◆ **Exercise requirements**: Select the lines of the records containing the word "geologik" and list them.

◆ **Entries shown**:

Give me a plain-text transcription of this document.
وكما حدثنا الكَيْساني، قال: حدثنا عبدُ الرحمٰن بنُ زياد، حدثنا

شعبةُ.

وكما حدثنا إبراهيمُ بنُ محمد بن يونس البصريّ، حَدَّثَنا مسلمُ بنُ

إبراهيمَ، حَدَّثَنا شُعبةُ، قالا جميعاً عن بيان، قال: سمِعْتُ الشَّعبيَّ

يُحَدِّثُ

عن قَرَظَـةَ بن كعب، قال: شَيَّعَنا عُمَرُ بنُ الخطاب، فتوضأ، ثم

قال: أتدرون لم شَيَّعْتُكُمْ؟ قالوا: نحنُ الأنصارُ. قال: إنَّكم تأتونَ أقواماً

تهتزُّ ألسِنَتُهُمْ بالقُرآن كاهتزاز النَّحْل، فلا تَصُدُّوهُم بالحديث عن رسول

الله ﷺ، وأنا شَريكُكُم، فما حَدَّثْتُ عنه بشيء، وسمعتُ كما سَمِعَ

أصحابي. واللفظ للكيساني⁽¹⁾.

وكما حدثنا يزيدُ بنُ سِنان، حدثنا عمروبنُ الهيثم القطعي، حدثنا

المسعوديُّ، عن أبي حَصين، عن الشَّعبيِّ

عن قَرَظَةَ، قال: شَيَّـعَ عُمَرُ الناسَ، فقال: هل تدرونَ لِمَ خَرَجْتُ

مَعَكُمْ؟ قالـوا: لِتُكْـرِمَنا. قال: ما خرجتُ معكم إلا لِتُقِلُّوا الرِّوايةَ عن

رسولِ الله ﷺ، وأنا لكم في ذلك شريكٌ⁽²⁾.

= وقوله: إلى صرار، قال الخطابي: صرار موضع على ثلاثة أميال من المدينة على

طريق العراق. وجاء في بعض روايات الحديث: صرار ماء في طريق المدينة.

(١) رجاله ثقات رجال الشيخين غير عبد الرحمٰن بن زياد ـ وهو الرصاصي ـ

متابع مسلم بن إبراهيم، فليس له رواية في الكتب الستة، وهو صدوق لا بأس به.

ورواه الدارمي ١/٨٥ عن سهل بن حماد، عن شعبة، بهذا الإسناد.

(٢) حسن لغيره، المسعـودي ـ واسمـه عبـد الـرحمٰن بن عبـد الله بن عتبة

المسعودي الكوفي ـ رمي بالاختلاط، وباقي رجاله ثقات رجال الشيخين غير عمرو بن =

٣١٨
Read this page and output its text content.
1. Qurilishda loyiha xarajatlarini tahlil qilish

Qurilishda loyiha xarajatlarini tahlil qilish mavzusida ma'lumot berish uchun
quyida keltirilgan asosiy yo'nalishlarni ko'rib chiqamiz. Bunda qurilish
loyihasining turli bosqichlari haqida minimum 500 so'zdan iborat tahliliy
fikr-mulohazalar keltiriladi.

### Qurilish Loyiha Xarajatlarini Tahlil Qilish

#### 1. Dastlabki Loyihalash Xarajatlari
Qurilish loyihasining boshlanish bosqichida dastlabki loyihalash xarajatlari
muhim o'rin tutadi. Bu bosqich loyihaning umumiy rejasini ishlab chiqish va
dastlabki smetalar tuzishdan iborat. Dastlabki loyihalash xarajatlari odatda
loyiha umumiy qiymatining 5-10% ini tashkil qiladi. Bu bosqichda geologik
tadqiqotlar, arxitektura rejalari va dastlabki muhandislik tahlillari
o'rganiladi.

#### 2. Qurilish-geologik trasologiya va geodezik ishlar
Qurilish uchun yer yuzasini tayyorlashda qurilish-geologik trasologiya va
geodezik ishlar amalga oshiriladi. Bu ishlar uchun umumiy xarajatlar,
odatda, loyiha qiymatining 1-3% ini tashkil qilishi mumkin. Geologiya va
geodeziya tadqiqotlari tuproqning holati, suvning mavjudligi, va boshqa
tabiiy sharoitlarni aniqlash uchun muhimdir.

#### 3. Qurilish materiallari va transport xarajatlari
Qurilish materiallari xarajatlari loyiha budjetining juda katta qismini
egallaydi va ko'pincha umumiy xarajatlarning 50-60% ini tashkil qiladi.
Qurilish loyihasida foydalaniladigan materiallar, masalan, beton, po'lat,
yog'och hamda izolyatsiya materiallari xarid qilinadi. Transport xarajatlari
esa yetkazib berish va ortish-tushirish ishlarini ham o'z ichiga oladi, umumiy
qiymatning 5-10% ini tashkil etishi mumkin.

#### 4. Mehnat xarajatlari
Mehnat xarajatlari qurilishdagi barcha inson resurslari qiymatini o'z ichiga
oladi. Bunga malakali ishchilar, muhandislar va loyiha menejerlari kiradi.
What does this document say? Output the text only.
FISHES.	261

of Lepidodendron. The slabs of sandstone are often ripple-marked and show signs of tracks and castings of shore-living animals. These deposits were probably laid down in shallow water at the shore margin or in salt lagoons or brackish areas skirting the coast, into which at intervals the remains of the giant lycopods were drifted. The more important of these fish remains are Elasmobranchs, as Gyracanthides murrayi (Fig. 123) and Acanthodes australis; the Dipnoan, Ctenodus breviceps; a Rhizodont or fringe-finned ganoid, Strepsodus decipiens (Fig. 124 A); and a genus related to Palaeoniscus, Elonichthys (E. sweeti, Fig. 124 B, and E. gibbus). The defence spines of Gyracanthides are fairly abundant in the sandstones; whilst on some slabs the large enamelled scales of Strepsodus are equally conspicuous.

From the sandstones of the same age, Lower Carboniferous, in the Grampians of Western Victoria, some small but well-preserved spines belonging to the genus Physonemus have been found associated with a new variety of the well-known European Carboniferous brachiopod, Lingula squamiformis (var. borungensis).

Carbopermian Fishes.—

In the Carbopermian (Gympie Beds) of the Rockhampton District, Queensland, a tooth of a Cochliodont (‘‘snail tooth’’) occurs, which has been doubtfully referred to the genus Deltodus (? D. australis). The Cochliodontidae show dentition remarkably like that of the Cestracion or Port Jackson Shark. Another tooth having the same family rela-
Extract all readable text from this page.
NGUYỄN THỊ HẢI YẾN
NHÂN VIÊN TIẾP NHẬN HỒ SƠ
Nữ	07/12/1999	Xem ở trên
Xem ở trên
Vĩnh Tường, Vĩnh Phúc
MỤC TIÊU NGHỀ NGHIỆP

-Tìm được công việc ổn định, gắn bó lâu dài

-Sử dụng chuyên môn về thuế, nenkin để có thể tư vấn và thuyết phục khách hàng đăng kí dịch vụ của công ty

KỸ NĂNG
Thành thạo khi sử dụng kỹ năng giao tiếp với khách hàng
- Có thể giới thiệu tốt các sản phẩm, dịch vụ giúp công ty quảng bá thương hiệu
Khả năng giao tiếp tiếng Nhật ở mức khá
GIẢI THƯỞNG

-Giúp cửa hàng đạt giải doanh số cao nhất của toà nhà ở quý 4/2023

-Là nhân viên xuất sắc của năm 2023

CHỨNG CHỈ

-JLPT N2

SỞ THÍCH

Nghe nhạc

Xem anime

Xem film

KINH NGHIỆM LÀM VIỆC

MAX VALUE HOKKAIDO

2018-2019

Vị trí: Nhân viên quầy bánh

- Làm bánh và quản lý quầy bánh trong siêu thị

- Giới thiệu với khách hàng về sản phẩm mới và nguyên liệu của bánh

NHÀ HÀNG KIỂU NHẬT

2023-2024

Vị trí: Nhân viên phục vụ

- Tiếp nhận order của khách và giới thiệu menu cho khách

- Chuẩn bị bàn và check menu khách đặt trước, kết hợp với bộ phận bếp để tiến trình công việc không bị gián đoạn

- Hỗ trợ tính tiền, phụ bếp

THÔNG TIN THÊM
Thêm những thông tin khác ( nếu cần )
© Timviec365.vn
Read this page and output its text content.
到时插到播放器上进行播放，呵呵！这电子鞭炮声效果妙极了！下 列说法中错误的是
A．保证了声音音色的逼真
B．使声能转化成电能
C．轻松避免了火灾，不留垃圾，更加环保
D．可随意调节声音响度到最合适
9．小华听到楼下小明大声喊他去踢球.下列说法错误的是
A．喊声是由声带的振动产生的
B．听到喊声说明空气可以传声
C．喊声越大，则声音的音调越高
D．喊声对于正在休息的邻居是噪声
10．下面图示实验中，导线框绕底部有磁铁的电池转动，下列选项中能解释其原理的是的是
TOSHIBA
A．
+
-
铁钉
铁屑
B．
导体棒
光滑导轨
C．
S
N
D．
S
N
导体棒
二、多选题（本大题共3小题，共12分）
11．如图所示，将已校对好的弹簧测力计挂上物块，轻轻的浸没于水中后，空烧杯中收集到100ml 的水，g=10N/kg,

◆ **Complete answer**:
loyiha umumiy qiymatining 5-10% ini tashkil qiladi. Bu bosqichda geologik
#### 2. Qurilish-geologik trasologiya va geodezik ishlar
Qurilish uchun yer yuzasini tayyorlashda qurilish-geologik trasologiya va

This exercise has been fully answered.